List all lines of the data that include the string "Time".

-*-

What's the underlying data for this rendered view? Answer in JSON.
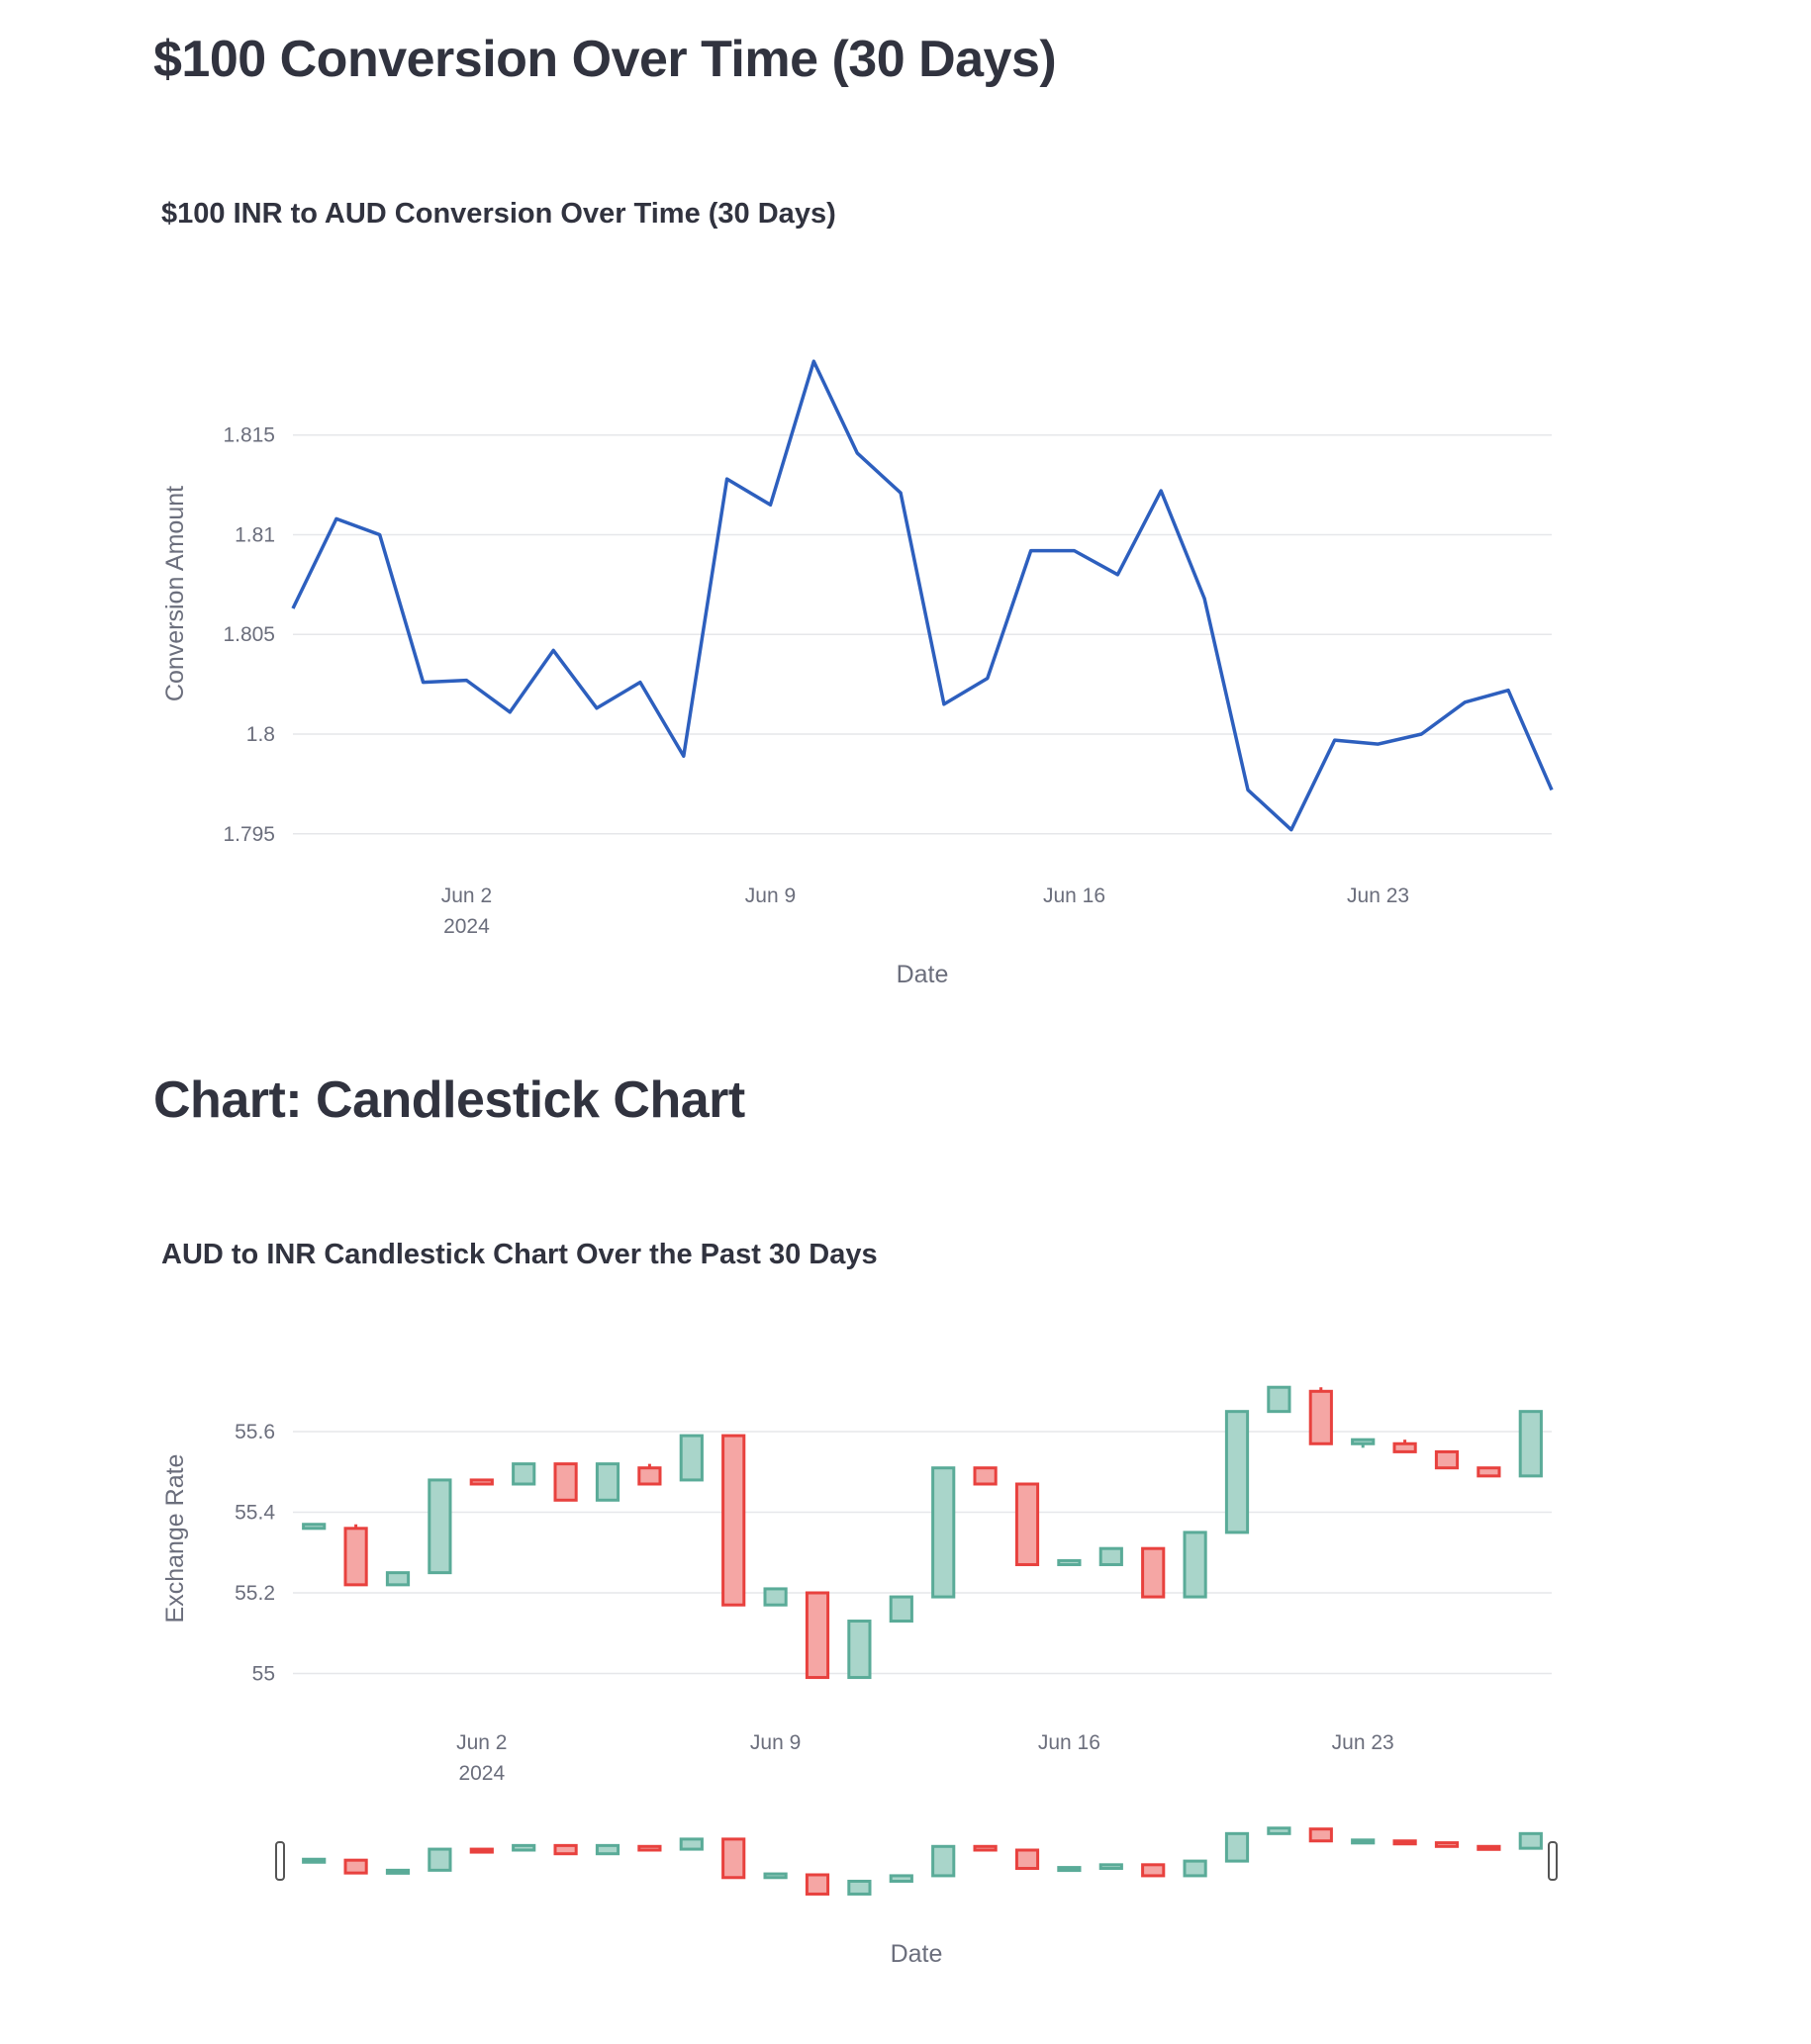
{
  "page": {
    "section1_title": "$100 Conversion Over Time (30 Days)",
    "section2_title": "Chart: Candlestick Chart"
  },
  "chart_data": [
    {
      "type": "line",
      "title": "$100 INR to AUD Conversion Over Time (30 Days)",
      "xlabel": "Date",
      "ylabel": "Conversion Amount",
      "x": [
        "2024-05-29",
        "2024-05-30",
        "2024-05-31",
        "2024-06-01",
        "2024-06-02",
        "2024-06-03",
        "2024-06-04",
        "2024-06-05",
        "2024-06-06",
        "2024-06-07",
        "2024-06-08",
        "2024-06-09",
        "2024-06-10",
        "2024-06-11",
        "2024-06-12",
        "2024-06-13",
        "2024-06-14",
        "2024-06-15",
        "2024-06-16",
        "2024-06-17",
        "2024-06-18",
        "2024-06-19",
        "2024-06-20",
        "2024-06-21",
        "2024-06-22",
        "2024-06-23",
        "2024-06-24",
        "2024-06-25",
        "2024-06-26",
        "2024-06-27"
      ],
      "series": [
        {
          "values": [
            1.8063,
            1.8108,
            1.81,
            1.8026,
            1.8027,
            1.8011,
            1.8042,
            1.8013,
            1.8026,
            1.7989,
            1.8128,
            1.8115,
            1.8187,
            1.8141,
            1.8121,
            1.8015,
            1.8028,
            1.8092,
            1.8092,
            1.808,
            1.8122,
            1.8068,
            1.7972,
            1.7952,
            1.7997,
            1.7995,
            1.8,
            1.8016,
            1.8022,
            1.7972
          ]
        }
      ],
      "ylim": [
        1.7935,
        1.8197
      ],
      "yticks": [
        "1.795",
        "1.8",
        "1.805",
        "1.81",
        "1.815"
      ],
      "xticks": [
        {
          "date": "2024-06-02",
          "label": "Jun 2",
          "sublabel": "2024"
        },
        {
          "date": "2024-06-09",
          "label": "Jun 9",
          "sublabel": ""
        },
        {
          "date": "2024-06-16",
          "label": "Jun 16",
          "sublabel": ""
        },
        {
          "date": "2024-06-23",
          "label": "Jun 23",
          "sublabel": ""
        }
      ],
      "grid": true,
      "colors": {
        "line": "#2d5fbe",
        "grid": "#e6e7ea"
      }
    },
    {
      "type": "candlestick",
      "title": "AUD to INR Candlestick Chart Over the Past 30 Days",
      "xlabel": "Date",
      "ylabel": "Exchange Rate",
      "x": [
        "2024-05-29",
        "2024-05-30",
        "2024-05-31",
        "2024-06-01",
        "2024-06-02",
        "2024-06-03",
        "2024-06-04",
        "2024-06-05",
        "2024-06-06",
        "2024-06-07",
        "2024-06-08",
        "2024-06-09",
        "2024-06-10",
        "2024-06-11",
        "2024-06-12",
        "2024-06-13",
        "2024-06-14",
        "2024-06-15",
        "2024-06-16",
        "2024-06-17",
        "2024-06-18",
        "2024-06-19",
        "2024-06-20",
        "2024-06-21",
        "2024-06-22",
        "2024-06-23",
        "2024-06-24",
        "2024-06-25",
        "2024-06-26",
        "2024-06-27"
      ],
      "open": [
        55.36,
        55.36,
        55.22,
        55.25,
        55.48,
        55.47,
        55.52,
        55.43,
        55.51,
        55.48,
        55.59,
        55.17,
        55.2,
        54.99,
        55.13,
        55.19,
        55.51,
        55.47,
        55.27,
        55.27,
        55.31,
        55.19,
        55.35,
        55.65,
        55.7,
        55.57,
        55.57,
        55.55,
        55.51,
        55.49
      ],
      "high": [
        55.37,
        55.37,
        55.25,
        55.48,
        55.48,
        55.52,
        55.52,
        55.52,
        55.52,
        55.59,
        55.59,
        55.21,
        55.2,
        55.13,
        55.19,
        55.51,
        55.51,
        55.47,
        55.28,
        55.31,
        55.31,
        55.35,
        55.65,
        55.71,
        55.71,
        55.58,
        55.58,
        55.55,
        55.51,
        55.65
      ],
      "low": [
        55.36,
        55.22,
        55.22,
        55.25,
        55.47,
        55.47,
        55.43,
        55.43,
        55.47,
        55.48,
        55.17,
        55.17,
        54.99,
        54.99,
        55.13,
        55.19,
        55.47,
        55.27,
        55.27,
        55.27,
        55.19,
        55.19,
        55.35,
        55.65,
        55.57,
        55.56,
        55.55,
        55.51,
        55.49,
        55.49
      ],
      "close": [
        55.37,
        55.22,
        55.25,
        55.48,
        55.47,
        55.52,
        55.43,
        55.52,
        55.47,
        55.59,
        55.17,
        55.21,
        54.99,
        55.13,
        55.19,
        55.51,
        55.47,
        55.27,
        55.28,
        55.31,
        55.19,
        55.35,
        55.65,
        55.71,
        55.57,
        55.58,
        55.55,
        55.51,
        55.49,
        55.65
      ],
      "ylim": [
        54.93,
        55.74
      ],
      "yticks": [
        "55",
        "55.2",
        "55.4",
        "55.6"
      ],
      "xticks": [
        {
          "date": "2024-06-02",
          "label": "Jun 2",
          "sublabel": "2024"
        },
        {
          "date": "2024-06-09",
          "label": "Jun 9",
          "sublabel": ""
        },
        {
          "date": "2024-06-16",
          "label": "Jun 16",
          "sublabel": ""
        },
        {
          "date": "2024-06-23",
          "label": "Jun 23",
          "sublabel": ""
        }
      ],
      "grid": true,
      "rangeslider": true,
      "colors": {
        "increasing_line": "#5aab98",
        "increasing_fill": "#a9d5ca",
        "decreasing_line": "#e8413e",
        "decreasing_fill": "#f5a6a4",
        "grid": "#e6e7ea"
      }
    }
  ]
}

-*-

Exercise response –
    "section1_title": "$100 Conversion Over Time (30 Days)",
      "title": "$100 INR to AUD Conversion Over Time (30 Days)",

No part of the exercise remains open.